* **PAGE**:
And we’ll solve The World Cup Problem.

## The World Cup Problem¶

In the 2018 FIFA World Cup final, France defeated Croatia 4 goals to 2. Based on this outcome:

1. How confident should we be that France is the better team?

2. If the same teams played again, what is the chance France would win again?

To answer these questions, we have to make some modeling decisions.

• First, I’ll assume that for any team against another team there is some unknown goal-scoring rate, measured in goals per game, which I’ll denote with the Python variable lam or the Greek letter $$\lambda$$, pronounced “lambda”.

• Second, I’ll assume that a goal is equally likely during any minute of a game. So, in a 90 minute game, the probability of scoring during any minute is $$\lambda/90$$.

• Third, I’ll assume that a team never scores twice during the same minute.

Of course, none of these assumptions is completely true in the real world, but I think they are reasonable simplifications. As George Box said, “All models are wrong; some are useful.” (https://en.wikipedia.org/wiki/All_models_are_wrong).

In this case, the model is useful because if these assumptions are true, at least roughly, the number of goals scored in a game follows a Poisson distribution, at least roughly.

## The Poisson Distribution¶

If the number of goals scored in a game follows a Poisson distribution with a goal-scoring rate, $$\lambda$$, the probability of scoring $$k$$ goals is

$\lambda^k \exp(-\lambda) ~/~ k!$

for any non-negative value of $$k$$.

SciPy provides a poisson object that represents a Poisson distribution. We can create one with $$\lambda=1.4$$ like this:

from scipy.stats import poisson

lam = 1.4
dist = poisson(lam)
type(dist)

scipy.stats._distn_infrastructure.rv_frozen


The result is an object that represents a “frozen” random variable and provides pmf, which evaluates the probability mass function of the Poisson distribution.

k = 4
dist.pmf(k)

0.039471954028253146


This result implies that if the average goal-scoring rate is 1.4 goals per game, the probability of scoring 4 goals in a game is about 4%.

We’ll use the following function to make a Pmf that represents a Poisson distribution.

from empiricaldist import Pmf

def make_poisson_pmf(lam, qs):
"""Make a Pmf of a Poisson distribution."""
ps = poisson(lam).pmf(qs)
pmf = Pmf(ps, qs)
pmf.normalize()
return pmf


make_poisson_pmf takes as parameters the goal-scoring rate, lam, and an array of quantities, qs, where it should evaluate the Poisson PMF. It returns a Pmf object.

For example, here’s the distribution of goals scored for lam=1.4, computed for values of k from 0 to 9.

import numpy as np

lam = 1.4
goals = np.arange(10)
pmf_goals = make_poisson_pmf(lam, goals)


And here’s what it looks like.

* **TASK TO COMPLETE**: Copy the stretch of the World Cup problem text from "In the 2018" through "some modeling decisions.", reproducing it word for word. The lines that follow were taken from a separate source.

* **PROVIDED DATA**:
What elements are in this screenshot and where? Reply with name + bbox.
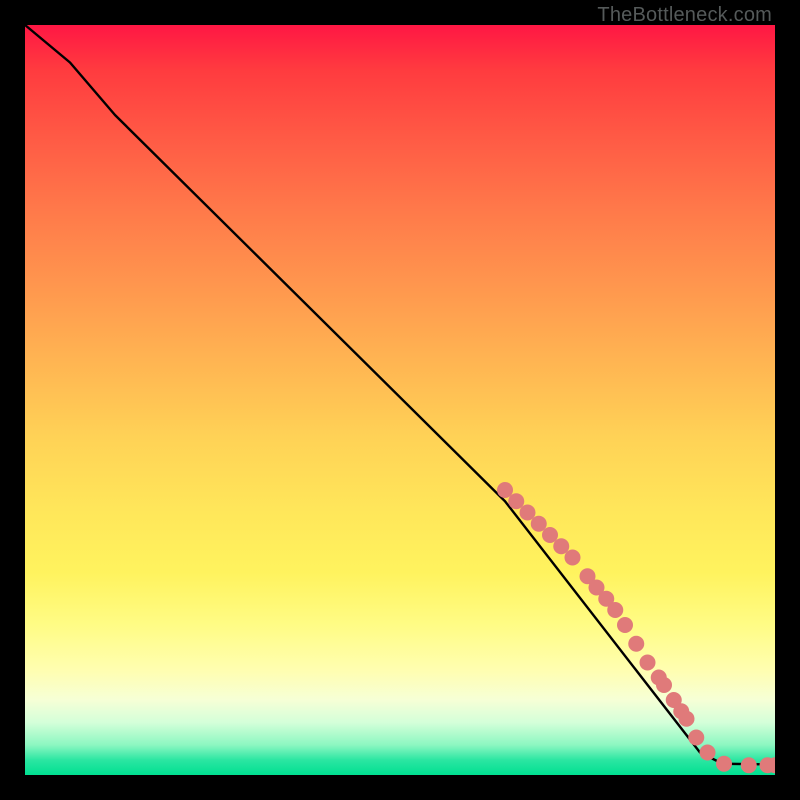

* **IN RESPONSE**:
In the 2018 FIFA World Cup final, France defeated Croatia 4 goals to 2. Based on this outcome:

1. How confident should we be that France is the better team?

2. If the same teams played again, what is the chance France would win again?

To answer these questions, we have to make some modeling decisions.